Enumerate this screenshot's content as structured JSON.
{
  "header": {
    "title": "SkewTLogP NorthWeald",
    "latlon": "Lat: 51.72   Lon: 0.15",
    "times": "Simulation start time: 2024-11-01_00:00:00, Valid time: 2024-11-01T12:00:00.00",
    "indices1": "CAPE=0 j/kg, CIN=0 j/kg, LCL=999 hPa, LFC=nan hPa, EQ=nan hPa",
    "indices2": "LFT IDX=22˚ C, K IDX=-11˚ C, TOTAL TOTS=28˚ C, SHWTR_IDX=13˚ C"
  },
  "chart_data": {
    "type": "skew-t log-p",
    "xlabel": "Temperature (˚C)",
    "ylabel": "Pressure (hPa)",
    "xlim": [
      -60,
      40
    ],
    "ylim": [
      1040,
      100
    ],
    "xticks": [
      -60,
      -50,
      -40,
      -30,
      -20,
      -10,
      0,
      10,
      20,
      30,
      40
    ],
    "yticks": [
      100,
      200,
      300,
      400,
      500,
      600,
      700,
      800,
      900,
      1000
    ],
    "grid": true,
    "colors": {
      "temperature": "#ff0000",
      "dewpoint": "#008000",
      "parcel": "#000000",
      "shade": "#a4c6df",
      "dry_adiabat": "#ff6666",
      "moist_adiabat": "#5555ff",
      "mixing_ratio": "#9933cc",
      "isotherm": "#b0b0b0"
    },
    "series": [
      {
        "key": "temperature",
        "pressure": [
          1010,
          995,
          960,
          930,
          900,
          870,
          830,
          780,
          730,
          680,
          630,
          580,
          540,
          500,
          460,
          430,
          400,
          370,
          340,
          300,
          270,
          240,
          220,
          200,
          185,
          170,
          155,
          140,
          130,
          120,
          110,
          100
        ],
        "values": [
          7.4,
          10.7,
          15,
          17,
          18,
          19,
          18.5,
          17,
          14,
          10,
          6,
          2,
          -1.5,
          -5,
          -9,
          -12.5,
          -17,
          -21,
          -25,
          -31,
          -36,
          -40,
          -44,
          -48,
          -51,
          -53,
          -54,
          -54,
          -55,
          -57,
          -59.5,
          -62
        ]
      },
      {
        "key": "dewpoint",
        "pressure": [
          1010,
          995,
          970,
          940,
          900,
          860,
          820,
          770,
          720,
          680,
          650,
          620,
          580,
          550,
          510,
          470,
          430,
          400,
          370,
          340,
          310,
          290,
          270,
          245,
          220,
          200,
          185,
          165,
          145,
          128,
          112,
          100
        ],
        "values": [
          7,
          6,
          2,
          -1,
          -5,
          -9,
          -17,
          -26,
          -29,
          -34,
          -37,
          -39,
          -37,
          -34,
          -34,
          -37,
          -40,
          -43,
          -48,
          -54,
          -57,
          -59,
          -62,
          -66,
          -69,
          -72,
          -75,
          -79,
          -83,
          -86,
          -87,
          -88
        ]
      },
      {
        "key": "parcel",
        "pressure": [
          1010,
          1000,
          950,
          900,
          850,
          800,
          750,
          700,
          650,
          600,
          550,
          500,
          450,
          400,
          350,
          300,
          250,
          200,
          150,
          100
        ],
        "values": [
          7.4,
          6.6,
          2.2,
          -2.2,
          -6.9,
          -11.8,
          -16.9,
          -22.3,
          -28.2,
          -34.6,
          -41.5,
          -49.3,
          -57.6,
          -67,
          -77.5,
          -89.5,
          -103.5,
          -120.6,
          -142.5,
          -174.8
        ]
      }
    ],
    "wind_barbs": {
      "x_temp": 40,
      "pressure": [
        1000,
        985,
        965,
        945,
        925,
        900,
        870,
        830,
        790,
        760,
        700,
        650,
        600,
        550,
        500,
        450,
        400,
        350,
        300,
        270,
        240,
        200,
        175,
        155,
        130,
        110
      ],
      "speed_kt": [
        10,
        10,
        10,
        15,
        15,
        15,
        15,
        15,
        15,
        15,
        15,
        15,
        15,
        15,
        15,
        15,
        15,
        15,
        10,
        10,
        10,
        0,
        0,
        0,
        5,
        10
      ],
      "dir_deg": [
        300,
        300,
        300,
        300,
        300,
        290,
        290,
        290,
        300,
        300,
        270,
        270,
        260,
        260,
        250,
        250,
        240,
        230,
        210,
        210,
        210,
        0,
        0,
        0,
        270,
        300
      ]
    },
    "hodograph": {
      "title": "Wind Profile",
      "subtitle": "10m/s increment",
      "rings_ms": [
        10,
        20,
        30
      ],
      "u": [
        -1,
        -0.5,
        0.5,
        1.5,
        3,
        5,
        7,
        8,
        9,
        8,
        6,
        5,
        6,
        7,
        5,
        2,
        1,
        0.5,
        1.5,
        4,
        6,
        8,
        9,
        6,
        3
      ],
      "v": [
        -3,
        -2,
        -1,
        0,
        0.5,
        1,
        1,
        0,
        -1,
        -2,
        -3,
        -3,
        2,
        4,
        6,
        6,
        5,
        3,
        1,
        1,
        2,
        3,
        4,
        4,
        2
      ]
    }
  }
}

Problem:
Copy the material above back out, exactly as written.

Exercise result:
Enumerate this screenshot's content as structured JSON.
{
  "header": {
    "title": "SkewTLogP NorthWeald",
    "latlon": "Lat: 51.72   Lon: 0.15",
    "times": "Simulation start time: 2024-11-01_00:00:00, Valid time: 2024-11-01T12:00:00.00",
    "indices1": "CAPE=0 j/kg, CIN=0 j/kg, LCL=999 hPa, LFC=nan hPa, EQ=nan hPa",
    "indices2": "LFT IDX=22˚ C, K IDX=-11˚ C, TOTAL TOTS=28˚ C, SHWTR_IDX=13˚ C"
  },
  "chart_data": {
    "type": "skew-t log-p",
    "xlabel": "Temperature (˚C)",
    "ylabel": "Pressure (hPa)",
    "xlim": [
      -60,
      40
    ],
    "ylim": [
      1040,
      100
    ],
    "xticks": [
      -60,
      -50,
      -40,
      -30,
      -20,
      -10,
      0,
      10,
      20,
      30,
      40
    ],
    "yticks": [
      100,
      200,
      300,
      400,
      500,
      600,
      700,
      800,
      900,
      1000
    ],
    "grid": true,
    "colors": {
      "temperature": "#ff0000",
      "dewpoint": "#008000",
      "parcel": "#000000",
      "shade": "#a4c6df",
      "dry_adiabat": "#ff6666",
      "moist_adiabat": "#5555ff",
      "mixing_ratio": "#9933cc",
      "isotherm": "#b0b0b0"
    },
    "series": [
      {
        "key": "temperature",
        "pressure": [
          1010,
          995,
          960,
          930,
          900,
          870,
          830,
          780,
          730,
          680,
          630,
          580,
          540,
          500,
          460,
          430,
          400,
          370,
          340,
          300,
          270,
          240,
          220,
          200,
          185,
          170,
          155,
          140,
          130,
          120,
          110,
          100
        ],
        "values": [
          7.4,
          10.7,
          15,
          17,
          18,
          19,
          18.5,
          17,
          14,
          10,
          6,
          2,
          -1.5,
          -5,
          -9,
          -12.5,
          -17,
          -21,
          -25,
          -31,
          -36,
          -40,
          -44,
          -48,
          -51,
          -53,
          -54,
          -54,
          -55,
          -57,
          -59.5,
          -62
        ]
      },
      {
        "key": "dewpoint",
        "pressure": [
          1010,
          995,
          970,
          940,
          900,
          860,
          820,
          770,
          720,
          680,
          650,
          620,
          580,
          550,
          510,
          470,
          430,
          400,
          370,
          340,
          310,
          290,
          270,
          245,
          220,
          200,
          185,
          165,
          145,
          128,
          112,
          100
        ],
        "values": [
          7,
          6,
          2,
          -1,
          -5,
          -9,
          -17,
          -26,
          -29,
          -34,
          -37,
          -39,
          -37,
          -34,
          -34,
          -37,
          -40,
          -43,
          -48,
          -54,
          -57,
          -59,
          -62,
          -66,
          -69,
          -72,
          -75,
          -79,
          -83,
          -86,
          -87,
          -88
        ]
      },
      {
        "key": "parcel",
        "pressure": [
          1010,
          1000,
          950,
          900,
          850,
          800,
          750,
          700,
          650,
          600,
          550,
          500,
          450,
          400,
          350,
          300,
          250,
          200,
          150,
          100
        ],
        "values": [
          7.4,
          6.6,
          2.2,
          -2.2,
          -6.9,
          -11.8,
          -16.9,
          -22.3,
          -28.2,
          -34.6,
          -41.5,
          -49.3,
          -57.6,
          -67,
          -77.5,
          -89.5,
          -103.5,
          -120.6,
          -142.5,
          -174.8
        ]
      }
    ],
    "wind_barbs": {
      "x_temp": 40,
      "pressure": [
        1000,
        985,
        965,
        945,
        925,
        900,
        870,
        830,
        790,
        760,
        700,
        650,
        600,
        550,
        500,
        450,
        400,
        350,
        300,
        270,
        240,
        200,
        175,
        155,
        130,
        110
      ],
      "speed_kt": [
        10,
        10,
        10,
        15,
        15,
        15,
        15,
        15,
        15,
        15,
        15,
        15,
        15,
        15,
        15,
        15,
        15,
        15,
        10,
        10,
        10,
        0,
        0,
        0,
        5,
        10
      ],
      "dir_deg": [
        300,
        300,
        300,
        300,
        300,
        290,
        290,
        290,
        300,
        300,
        270,
        270,
        260,
        260,
        250,
        250,
        240,
        230,
        210,
        210,
        210,
        0,
        0,
        0,
        270,
        300
      ]
    },
    "hodograph": {
      "title": "Wind Profile",
      "subtitle": "10m/s increment",
      "rings_ms": [
        10,
        20,
        30
      ],
      "u": [
        -1,
        -0.5,
        0.5,
        1.5,
        3,
        5,
        7,
        8,
        9,
        8,
        6,
        5,
        6,
        7,
        5,
        2,
        1,
        0.5,
        1.5,
        4,
        6,
        8,
        9,
        6,
        3
      ],
      "v": [
        -3,
        -2,
        -1,
        0,
        0.5,
        1,
        1,
        0,
        -1,
        -2,
        -3,
        -3,
        2,
        4,
        6,
        6,
        5,
        3,
        1,
        1,
        2,
        3,
        4,
        4,
        2
      ]
    }
  }
}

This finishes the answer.